#### [WHAT IS BEING ASKED]
Within the material below, find each line bearing the word "then" and present it.

= = =

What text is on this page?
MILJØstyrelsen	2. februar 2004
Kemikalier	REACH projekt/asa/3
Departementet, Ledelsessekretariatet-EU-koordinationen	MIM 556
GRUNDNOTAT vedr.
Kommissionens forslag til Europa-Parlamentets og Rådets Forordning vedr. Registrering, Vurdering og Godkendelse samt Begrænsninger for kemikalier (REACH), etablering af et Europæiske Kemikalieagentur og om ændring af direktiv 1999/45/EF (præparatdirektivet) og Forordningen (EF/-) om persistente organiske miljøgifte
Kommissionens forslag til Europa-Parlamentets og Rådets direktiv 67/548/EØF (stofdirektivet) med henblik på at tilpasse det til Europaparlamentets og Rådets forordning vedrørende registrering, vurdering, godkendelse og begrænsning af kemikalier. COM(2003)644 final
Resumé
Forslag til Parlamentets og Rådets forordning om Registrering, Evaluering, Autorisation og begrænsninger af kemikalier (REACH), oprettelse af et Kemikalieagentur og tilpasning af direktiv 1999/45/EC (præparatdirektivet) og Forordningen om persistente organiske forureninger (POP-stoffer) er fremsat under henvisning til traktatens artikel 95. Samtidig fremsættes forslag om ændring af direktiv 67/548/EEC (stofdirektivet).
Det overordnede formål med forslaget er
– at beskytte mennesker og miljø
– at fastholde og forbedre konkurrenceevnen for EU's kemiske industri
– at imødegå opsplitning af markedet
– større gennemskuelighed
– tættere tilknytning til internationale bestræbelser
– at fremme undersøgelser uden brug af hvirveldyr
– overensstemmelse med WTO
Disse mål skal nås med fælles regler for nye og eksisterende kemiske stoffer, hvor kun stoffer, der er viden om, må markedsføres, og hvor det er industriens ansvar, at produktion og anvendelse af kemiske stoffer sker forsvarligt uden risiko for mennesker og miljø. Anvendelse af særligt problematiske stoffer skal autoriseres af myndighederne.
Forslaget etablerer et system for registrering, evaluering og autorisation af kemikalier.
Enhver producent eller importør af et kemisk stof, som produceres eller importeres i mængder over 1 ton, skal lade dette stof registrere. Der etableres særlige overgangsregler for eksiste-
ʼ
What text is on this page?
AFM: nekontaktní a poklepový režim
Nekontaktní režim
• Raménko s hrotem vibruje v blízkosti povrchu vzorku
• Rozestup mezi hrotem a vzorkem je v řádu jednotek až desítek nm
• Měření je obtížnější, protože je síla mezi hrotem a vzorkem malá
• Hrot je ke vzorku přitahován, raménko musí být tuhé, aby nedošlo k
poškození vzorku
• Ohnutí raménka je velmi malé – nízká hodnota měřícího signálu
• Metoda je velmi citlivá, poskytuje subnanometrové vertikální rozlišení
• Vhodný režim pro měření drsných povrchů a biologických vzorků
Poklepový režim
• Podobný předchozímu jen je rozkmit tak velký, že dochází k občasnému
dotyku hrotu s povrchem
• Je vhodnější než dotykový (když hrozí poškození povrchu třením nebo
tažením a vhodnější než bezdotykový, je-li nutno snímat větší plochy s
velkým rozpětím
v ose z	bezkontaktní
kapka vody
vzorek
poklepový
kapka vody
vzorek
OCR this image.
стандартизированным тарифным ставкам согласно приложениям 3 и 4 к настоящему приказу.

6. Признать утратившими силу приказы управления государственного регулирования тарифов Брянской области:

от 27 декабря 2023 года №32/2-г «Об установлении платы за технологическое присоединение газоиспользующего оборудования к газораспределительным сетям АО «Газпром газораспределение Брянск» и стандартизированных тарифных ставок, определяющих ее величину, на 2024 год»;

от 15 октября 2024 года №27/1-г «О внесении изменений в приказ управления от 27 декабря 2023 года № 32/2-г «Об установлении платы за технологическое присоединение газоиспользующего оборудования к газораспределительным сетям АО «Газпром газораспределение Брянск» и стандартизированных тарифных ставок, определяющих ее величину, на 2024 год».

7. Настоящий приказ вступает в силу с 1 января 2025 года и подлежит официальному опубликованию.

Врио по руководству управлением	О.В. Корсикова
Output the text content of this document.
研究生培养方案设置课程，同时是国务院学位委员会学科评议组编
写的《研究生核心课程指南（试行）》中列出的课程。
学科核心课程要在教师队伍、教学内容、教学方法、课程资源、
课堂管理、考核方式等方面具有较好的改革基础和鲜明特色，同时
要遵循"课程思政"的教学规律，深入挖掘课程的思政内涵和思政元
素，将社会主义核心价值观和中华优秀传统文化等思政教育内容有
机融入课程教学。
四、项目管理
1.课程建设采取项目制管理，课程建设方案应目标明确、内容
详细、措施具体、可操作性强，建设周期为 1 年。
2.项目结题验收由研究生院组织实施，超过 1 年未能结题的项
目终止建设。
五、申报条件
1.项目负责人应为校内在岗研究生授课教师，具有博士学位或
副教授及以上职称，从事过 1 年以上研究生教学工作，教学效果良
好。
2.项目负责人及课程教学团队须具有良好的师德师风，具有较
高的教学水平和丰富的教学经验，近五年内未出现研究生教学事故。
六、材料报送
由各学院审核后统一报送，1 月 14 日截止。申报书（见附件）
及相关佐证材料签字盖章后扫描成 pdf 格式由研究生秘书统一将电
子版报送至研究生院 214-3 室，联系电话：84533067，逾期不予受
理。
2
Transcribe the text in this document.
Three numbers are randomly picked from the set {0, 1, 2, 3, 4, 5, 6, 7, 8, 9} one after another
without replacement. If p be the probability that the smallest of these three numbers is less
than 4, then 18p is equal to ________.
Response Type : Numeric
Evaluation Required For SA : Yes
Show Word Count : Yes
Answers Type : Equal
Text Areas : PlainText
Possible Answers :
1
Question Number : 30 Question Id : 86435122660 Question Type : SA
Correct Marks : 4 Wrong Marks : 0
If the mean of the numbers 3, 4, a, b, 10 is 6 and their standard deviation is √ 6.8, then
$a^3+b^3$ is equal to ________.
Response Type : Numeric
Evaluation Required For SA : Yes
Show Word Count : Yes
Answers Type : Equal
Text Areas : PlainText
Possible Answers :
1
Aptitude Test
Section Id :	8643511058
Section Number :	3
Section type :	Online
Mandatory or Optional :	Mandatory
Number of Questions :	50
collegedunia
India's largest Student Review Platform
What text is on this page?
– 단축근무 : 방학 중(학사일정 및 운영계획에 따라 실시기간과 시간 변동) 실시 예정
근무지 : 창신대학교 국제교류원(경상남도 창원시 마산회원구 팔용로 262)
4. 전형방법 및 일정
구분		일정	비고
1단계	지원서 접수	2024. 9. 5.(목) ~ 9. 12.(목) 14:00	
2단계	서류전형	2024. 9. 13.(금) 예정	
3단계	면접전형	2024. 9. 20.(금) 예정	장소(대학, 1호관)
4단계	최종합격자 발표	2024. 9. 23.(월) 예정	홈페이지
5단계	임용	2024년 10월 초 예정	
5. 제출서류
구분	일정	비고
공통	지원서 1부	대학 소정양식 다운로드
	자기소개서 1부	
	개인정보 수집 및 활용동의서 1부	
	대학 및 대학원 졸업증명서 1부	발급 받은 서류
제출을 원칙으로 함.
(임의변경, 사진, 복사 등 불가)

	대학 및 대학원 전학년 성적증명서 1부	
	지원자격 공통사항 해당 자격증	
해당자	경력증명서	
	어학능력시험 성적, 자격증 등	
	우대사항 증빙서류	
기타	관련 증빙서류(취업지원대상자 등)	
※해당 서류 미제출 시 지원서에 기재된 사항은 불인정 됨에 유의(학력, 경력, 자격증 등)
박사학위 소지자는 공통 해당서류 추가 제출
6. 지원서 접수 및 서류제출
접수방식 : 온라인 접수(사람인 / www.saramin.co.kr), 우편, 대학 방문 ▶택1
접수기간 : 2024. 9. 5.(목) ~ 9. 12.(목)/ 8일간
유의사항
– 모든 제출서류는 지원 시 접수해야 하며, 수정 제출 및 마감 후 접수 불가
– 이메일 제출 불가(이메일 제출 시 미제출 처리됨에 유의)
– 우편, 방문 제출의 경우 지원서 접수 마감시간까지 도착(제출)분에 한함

= = =

#### [SOLUTION TO THE EXERCISE]
than 4, then 18p is equal to ________.
If the mean of the numbers 3, 4, a, b, 10 is 6 and their standard deviation is √ 6.8, then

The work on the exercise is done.